Exercise goal:
Every record below should be printed exactly as given.
##########
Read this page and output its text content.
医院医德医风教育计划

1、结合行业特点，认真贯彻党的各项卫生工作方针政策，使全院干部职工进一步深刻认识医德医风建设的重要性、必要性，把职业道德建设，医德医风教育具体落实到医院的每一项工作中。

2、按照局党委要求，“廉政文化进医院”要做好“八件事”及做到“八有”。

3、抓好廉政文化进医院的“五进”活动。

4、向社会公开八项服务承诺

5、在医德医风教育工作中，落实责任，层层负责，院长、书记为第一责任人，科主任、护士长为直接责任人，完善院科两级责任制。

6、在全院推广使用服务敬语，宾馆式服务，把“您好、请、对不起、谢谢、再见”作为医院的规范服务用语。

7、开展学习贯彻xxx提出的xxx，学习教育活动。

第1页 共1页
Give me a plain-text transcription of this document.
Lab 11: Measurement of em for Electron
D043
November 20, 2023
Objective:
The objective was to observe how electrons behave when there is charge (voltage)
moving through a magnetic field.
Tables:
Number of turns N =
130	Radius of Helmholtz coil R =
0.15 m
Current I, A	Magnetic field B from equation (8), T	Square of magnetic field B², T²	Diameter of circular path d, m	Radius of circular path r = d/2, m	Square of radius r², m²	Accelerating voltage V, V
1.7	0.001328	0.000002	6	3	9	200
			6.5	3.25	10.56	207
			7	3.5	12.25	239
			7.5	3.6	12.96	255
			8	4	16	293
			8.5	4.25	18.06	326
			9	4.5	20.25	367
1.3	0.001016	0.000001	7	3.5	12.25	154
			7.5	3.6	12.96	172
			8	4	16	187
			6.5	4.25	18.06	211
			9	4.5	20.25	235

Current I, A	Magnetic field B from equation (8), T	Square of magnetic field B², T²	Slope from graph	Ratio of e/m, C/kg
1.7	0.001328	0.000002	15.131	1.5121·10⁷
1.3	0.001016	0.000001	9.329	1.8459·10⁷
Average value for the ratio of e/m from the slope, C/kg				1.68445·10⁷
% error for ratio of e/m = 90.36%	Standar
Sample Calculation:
##########
Reply:
Read this page and output its text content.
医院医德医风教育计划

1、结合行业特点，认真贯彻党的各项卫生工作方针政策，使全院干部职工进一步深刻认识医德医风建设的重要性、必要性，把职业道德建设，医德医风教育具体落实到医院的每一项工作中。

2、按照局党委要求，“廉政文化进医院”要做好“八件事”及做到“八有”。

3、抓好廉政文化进医院的“五进”活动。

4、向社会公开八项服务承诺

5、在医德医风教育工作中，落实责任，层层负责，院长、书记为第一责任人，科主任、护士长为直接责任人，完善院科两级责任制。

6、在全院推广使用服务敬语，宾馆式服务，把“您好、请、对不起、谢谢、再见”作为医院的规范服务用语。

7、开展学习贯彻xxx提出的xxx，学习教育活动。

第1页 共1页
Give me a plain-text transcription of this document.
Lab 11: Measurement of em for Electron
D043
November 20, 2023
Objective:
The objective was to observe how electrons behave when there is charge (voltage)
moving through a magnetic field.
Tables:
Number of turns N =
130	Radius of Helmholtz coil R =
0.15 m
Current I, A	Magnetic field B from equation (8), T	Square of magnetic field B², T²	Diameter of circular path d, m	Radius of circular path r = d/2, m	Square of radius r², m²	Accelerating voltage V, V
1.7	0.001328	0.000002	6	3	9	200
			6.5	3.25	10.56	207
			7	3.5	12.25	239
			7.5	3.6	12.96	255
			8	4	16	293
			8.5	4.25	18.06	326
			9	4.5	20.25	367
1.3	0.001016	0.000001	7	3.5	12.25	154
			7.5	3.6	12.96	172
			8	4	16	187
			6.5	4.25	18.06	211
			9	4.5	20.25	235

Current I, A	Magnetic field B from equation (8), T	Square of magnetic field B², T²	Slope from graph	Ratio of e/m, C/kg
1.7	0.001328	0.000002	15.131	1.5121·10⁷
1.3	0.001016	0.000001	9.329	1.8459·10⁷
Average value for the ratio of e/m from the slope, C/kg				1.68445·10⁷
% error for ratio of e/m = 90.36%	Standar
Sample Calculation:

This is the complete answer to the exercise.